DATA SUPPLIED>
Start
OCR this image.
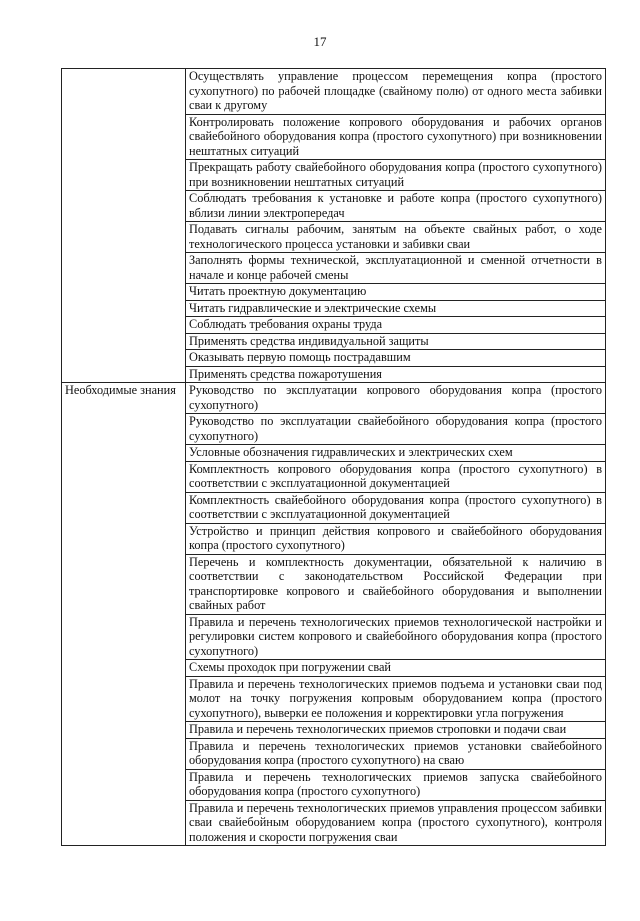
17
	Осуществлять управление процессом перемещения копра (простого сухопутного) по рабочей площадке (свайному полю) от одного места забивки сваи к другому
	Контролировать положение копрового оборудования и рабочих органов свайебойного оборудования копра (простого сухопутного) при возникновении нештатных ситуаций
	Прекращать работу свайебойного оборудования копра (простого сухопутного) при возникновении нештатных ситуаций
	Соблюдать требования к установке и работе копра (простого сухопутного) вблизи линии электропередач
	Подавать сигналы рабочим, занятым на объекте свайных работ, о ходе технологического процесса установки и забивки сваи
	Заполнять формы технической, эксплуатационной и сменной отчетности в начале и конце рабочей смены
	Читать проектную документацию
	Читать гидравлические и электрические схемы
	Соблюдать требования охраны труда
	Применять средства индивидуальной защиты
	Оказывать первую помощь пострадавшим
	Применять средства пожаротушения
Необходимые знания	Руководство по эксплуатации копрового оборудования копра (простого сухопутного)
	Руководство по эксплуатации свайебойного оборудования копра (простого сухопутного)
	Условные обозначения гидравлических и электрических схем
	Комплектность копрового оборудования копра (простого сухопутного) в соответствии с эксплуатационной документацией
	Комплектность свайебойного оборудования копра (простого сухопутного) в соответствии с эксплуатационной документацией
	Устройство и принцип действия копрового и свайебойного оборудования копра (простого сухопутного)
	Перечень и комплектность документации, обязательной к наличию в соответствии с законодательством Российской Федерации при транспортировке копрового и свайебойного оборудования и выполнении свайных работ
	Правила и перечень технологических приемов технологической настройки и регулировки систем копрового и свайебойного оборудования копра (простого сухопутного)
	Схемы проходок при погружении свай
	Правила и перечень технологических приемов подъема и установки сваи под молот на точку погружения копровым оборудованием копра (простого сухопутного), выверки ее положения и корректировки угла погружения
	Правила и перечень технологических приемов строповки и подачи сваи
	Правила и перечень технологических приемов установки свайебойного оборудования копра (простого сухопутного) на сваю
	Правила и перечень технологических приемов запуска свайебойного оборудования копра (простого сухопутного)
	Правила и перечень технологических приемов управления процессом забивки сваи свайебойным оборудованием копра (простого сухопутного), контроля положения и скорости погружения сваи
End
PROBLEM> Collect the lines that hold "рабочей".

EXERCISE RESULT>
	Осуществлять управление процессом перемещения копра (простого сухопутного) по рабочей площадке (свайному полю) от одного места забивки сваи к другому
	Заполнять формы технической, эксплуатационной и сменной отчетности в начале и конце рабочей смены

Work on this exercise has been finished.